▶ [Exercise prompt]: Transcribe the whole listing without a single picture.

───── Records to process

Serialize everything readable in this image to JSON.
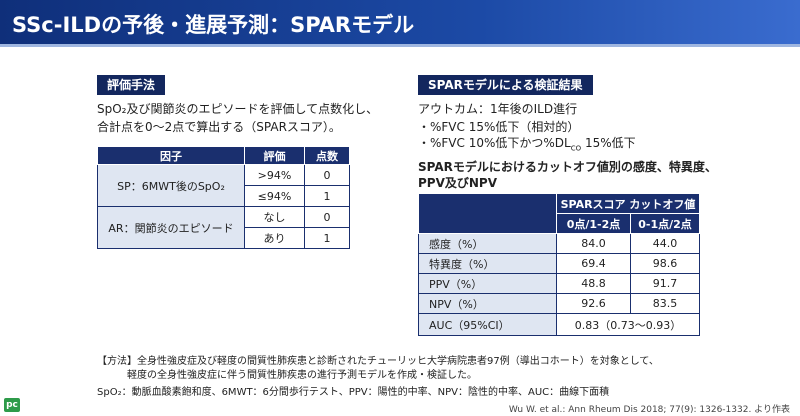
{
  "header": {
    "title": "SSc-ILDの予後・進展予測：SPARモデル"
  },
  "left": {
    "label": "評価手法",
    "lines": [
      "SpO₂及び関節炎のエピソードを評価して点数化し、",
      "合計点を0〜2点で算出する（SPARスコア）。"
    ],
    "table": {
      "header": [
        "因子",
        "評価",
        "点数"
      ],
      "groups": [
        {
          "factor": "SP：6MWT後のSpO₂",
          "rows": [
            [
              ">94%",
              "0"
            ],
            [
              "≤94%",
              "1"
            ]
          ]
        },
        {
          "factor": "AR：関節炎のエピソード",
          "rows": [
            [
              "なし",
              "0"
            ],
            [
              "あり",
              "1"
            ]
          ]
        }
      ]
    }
  },
  "right": {
    "label": "SPARモデルによる検証結果",
    "outcome": "アウトカム：1年後のILD進行",
    "bullet1": "・%FVC 15%低下（相対的）",
    "bullet2": {
      "before": "・%FVC 10%低下かつ%DL",
      "sub": "CO",
      "after": " 15%低下"
    },
    "subtitle": [
      "SPARモデルにおけるカットオフ値別の感度、特異度、",
      "PPV及びNPV"
    ],
    "table": {
      "group_header": "SPARスコア カットオフ値",
      "columns": [
        "0点/1-2点",
        "0-1点/2点"
      ],
      "rows": [
        [
          "感度（%）",
          "84.0",
          "44.0"
        ],
        [
          "特異度（%）",
          "69.4",
          "98.6"
        ],
        [
          "PPV（%）",
          "48.8",
          "91.7"
        ],
        [
          "NPV（%）",
          "92.6",
          "83.5"
        ]
      ],
      "auc": [
        "AUC（95%CI）",
        "0.83（0.73〜0.93）"
      ]
    }
  },
  "footer": {
    "method": [
      "【方法】全身性強皮症及び軽度の間質性肺疾患と診断されたチューリッヒ大学病院患者97例（導出コホート）を対象として、",
      "軽度の全身性強皮症に伴う間質性肺疾患の進行予測モデルを作成・検証した。"
    ],
    "abbrev": "SpO₂：動脈血酸素飽和度、6MWT：6分間歩行テスト、PPV：陽性的中率、NPV：陰性的中率、AUC：曲線下面積",
    "reference": "Wu W. et al.: Ann Rheum Dis 2018; 77(9): 1326-1332. より作表",
    "logo": "pc"
  }
}
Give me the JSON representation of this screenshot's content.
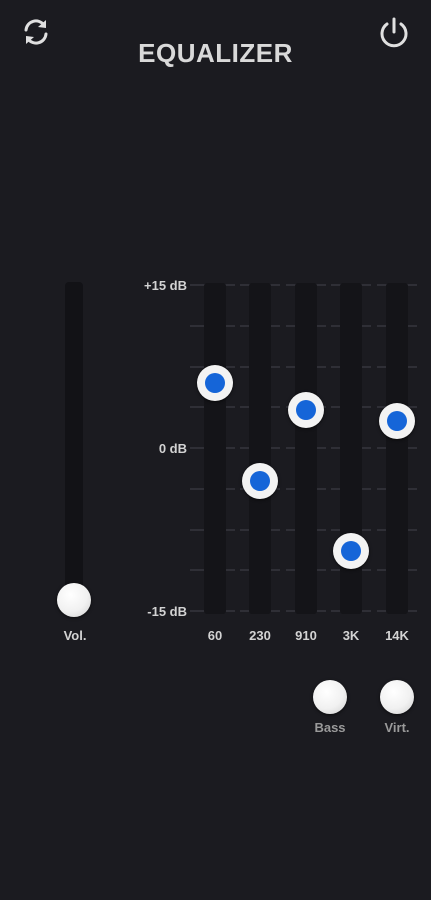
{
  "header": {
    "title": "EQUALIZER",
    "refresh_icon": "refresh-icon",
    "power_icon": "power-icon"
  },
  "volume": {
    "label": "Vol.",
    "level": 0.05
  },
  "eq": {
    "db_max_label": "+15 dB",
    "db_mid_label": "0 dB",
    "db_min_label": "-15 dB",
    "range_db": [
      -15,
      15
    ],
    "bands": [
      {
        "freq": "60",
        "gain_db": 6
      },
      {
        "freq": "230",
        "gain_db": -3
      },
      {
        "freq": "910",
        "gain_db": 3.5
      },
      {
        "freq": "3K",
        "gain_db": -9.5
      },
      {
        "freq": "14K",
        "gain_db": 2.5
      }
    ],
    "knob_color": "#1565d8"
  },
  "effects": {
    "bass_label": "Bass",
    "virt_label": "Virt."
  }
}
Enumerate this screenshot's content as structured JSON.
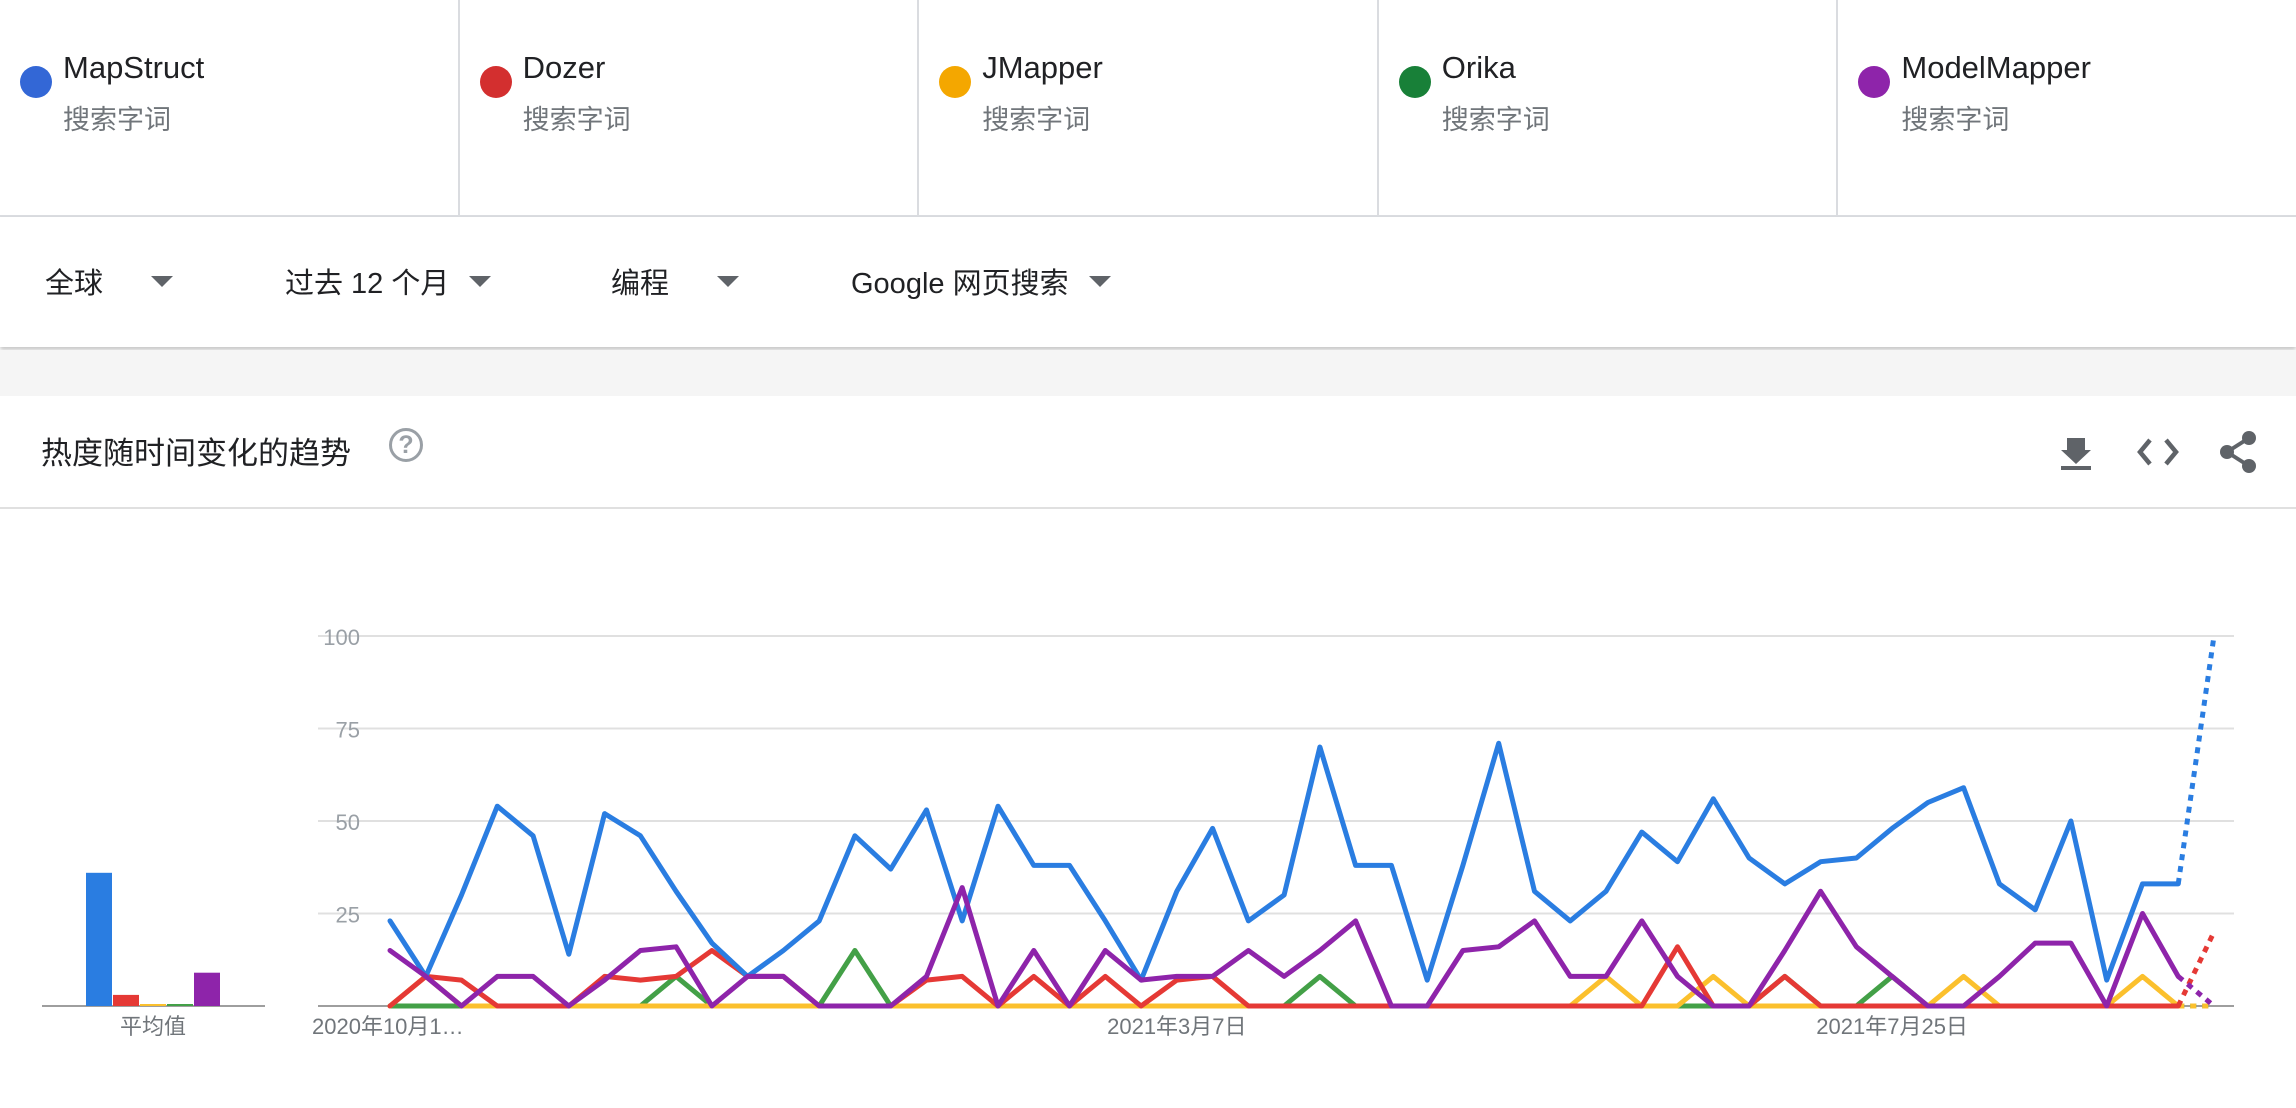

──────────

▶ [Answer]:
Serialize everything readable in this image to JSON.
{
  "header": {
    "title": "SSc-ILDの予後・進展予測：SPARモデル"
  },
  "left": {
    "label": "評価手法",
    "lines": [
      "SpO₂及び関節炎のエピソードを評価して点数化し、",
      "合計点を0〜2点で算出する（SPARスコア）。"
    ],
    "table": {
      "header": [
        "因子",
        "評価",
        "点数"
      ],
      "groups": [
        {
          "factor": "SP：6MWT後のSpO₂",
          "rows": [
            [
              ">94%",
              "0"
            ],
            [
              "≤94%",
              "1"
            ]
          ]
        },
        {
          "factor": "AR：関節炎のエピソード",
          "rows": [
            [
              "なし",
              "0"
            ],
            [
              "あり",
              "1"
            ]
          ]
        }
      ]
    }
  },
  "right": {
    "label": "SPARモデルによる検証結果",
    "outcome": "アウトカム：1年後のILD進行",
    "bullet1": "・%FVC 15%低下（相対的）",
    "bullet2": {
      "before": "・%FVC 10%低下かつ%DL",
      "sub": "CO",
      "after": " 15%低下"
    },
    "subtitle": [
      "SPARモデルにおけるカットオフ値別の感度、特異度、",
      "PPV及びNPV"
    ],
    "table": {
      "group_header": "SPARスコア カットオフ値",
      "columns": [
        "0点/1-2点",
        "0-1点/2点"
      ],
      "rows": [
        [
          "感度（%）",
          "84.0",
          "44.0"
        ],
        [
          "特異度（%）",
          "69.4",
          "98.6"
        ],
        [
          "PPV（%）",
          "48.8",
          "91.7"
        ],
        [
          "NPV（%）",
          "92.6",
          "83.5"
        ]
      ],
      "auc": [
        "AUC（95%CI）",
        "0.83（0.73〜0.93）"
      ]
    }
  },
  "footer": {
    "method": [
      "【方法】全身性強皮症及び軽度の間質性肺疾患と診断されたチューリッヒ大学病院患者97例（導出コホート）を対象として、",
      "軽度の全身性強皮症に伴う間質性肺疾患の進行予測モデルを作成・検証した。"
    ],
    "abbrev": "SpO₂：動脈血酸素飽和度、6MWT：6分間歩行テスト、PPV：陽性的中率、NPV：陰性的中率、AUC：曲線下面積",
    "reference": "Wu W. et al.: Ann Rheum Dis 2018; 77(9): 1326-1332. より作表",
    "logo": "pc"
  }
}
Give me the JSON representation of this screenshot's content.
{
  "header": {
    "title": "EQUALIZER",
    "refresh_icon": "refresh-icon",
    "power_icon": "power-icon"
  },
  "volume": {
    "label": "Vol.",
    "level": 0.05
  },
  "eq": {
    "db_max_label": "+15 dB",
    "db_mid_label": "0 dB",
    "db_min_label": "-15 dB",
    "range_db": [
      -15,
      15
    ],
    "bands": [
      {
        "freq": "60",
        "gain_db": 6
      },
      {
        "freq": "230",
        "gain_db": -3
      },
      {
        "freq": "910",
        "gain_db": 3.5
      },
      {
        "freq": "3K",
        "gain_db": -9.5
      },
      {
        "freq": "14K",
        "gain_db": 2.5
      }
    ],
    "knob_color": "#1565d8"
  },
  "effects": {
    "bass_label": "Bass",
    "virt_label": "Virt."
  }
}
Enumerate this screenshot's content as structured JSON.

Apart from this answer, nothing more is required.